**Exercise directions**
Print all the data, keeping every line exactly as it is.

**Supplied records**
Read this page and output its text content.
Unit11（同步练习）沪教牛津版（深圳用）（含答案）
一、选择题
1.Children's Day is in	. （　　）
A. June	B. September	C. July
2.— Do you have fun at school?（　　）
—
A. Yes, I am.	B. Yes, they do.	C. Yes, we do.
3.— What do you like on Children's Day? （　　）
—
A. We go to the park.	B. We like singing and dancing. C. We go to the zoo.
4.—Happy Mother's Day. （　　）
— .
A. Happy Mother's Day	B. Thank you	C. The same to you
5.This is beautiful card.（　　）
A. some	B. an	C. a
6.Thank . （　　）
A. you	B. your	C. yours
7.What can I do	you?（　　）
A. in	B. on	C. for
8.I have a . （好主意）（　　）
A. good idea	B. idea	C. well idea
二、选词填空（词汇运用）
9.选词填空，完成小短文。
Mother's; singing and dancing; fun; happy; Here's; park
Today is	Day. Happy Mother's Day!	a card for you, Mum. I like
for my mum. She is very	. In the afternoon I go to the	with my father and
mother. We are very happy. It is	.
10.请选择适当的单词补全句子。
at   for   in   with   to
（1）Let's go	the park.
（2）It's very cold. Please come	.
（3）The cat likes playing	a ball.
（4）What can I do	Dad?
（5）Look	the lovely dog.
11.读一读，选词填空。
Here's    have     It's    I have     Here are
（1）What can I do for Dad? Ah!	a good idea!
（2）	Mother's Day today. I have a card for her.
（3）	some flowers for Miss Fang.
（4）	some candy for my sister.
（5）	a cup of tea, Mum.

**Response**
Read this page and output its text content.
Unit11（同步练习）沪教牛津版（深圳用）（含答案）
一、选择题
1.Children's Day is in	. （　　）
A. June	B. September	C. July
2.— Do you have fun at school?（　　）
—
A. Yes, I am.	B. Yes, they do.	C. Yes, we do.
3.— What do you like on Children's Day? （　　）
—
A. We go to the park.	B. We like singing and dancing. C. We go to the zoo.
4.—Happy Mother's Day. （　　）
— .
A. Happy Mother's Day	B. Thank you	C. The same to you
5.This is beautiful card.（　　）
A. some	B. an	C. a
6.Thank . （　　）
A. you	B. your	C. yours
7.What can I do	you?（　　）
A. in	B. on	C. for
8.I have a . （好主意）（　　）
A. good idea	B. idea	C. well idea
二、选词填空（词汇运用）
9.选词填空，完成小短文。
Mother's; singing and dancing; fun; happy; Here's; park
Today is	Day. Happy Mother's Day!	a card for you, Mum. I like
for my mum. She is very	. In the afternoon I go to the	with my father and
mother. We are very happy. It is	.
10.请选择适当的单词补全句子。
at   for   in   with   to
（1）Let's go	the park.
（2）It's very cold. Please come	.
（3）The cat likes playing	a ball.
（4）What can I do	Dad?
（5）Look	the lovely dog.
11.读一读，选词填空。
Here's    have     It's    I have     Here are
（1）What can I do for Dad? Ah!	a good idea!
（2）	Mother's Day today. I have a card for her.
（3）	some flowers for Miss Fang.
（4）	some candy for my sister.
（5）	a cup of tea, Mum.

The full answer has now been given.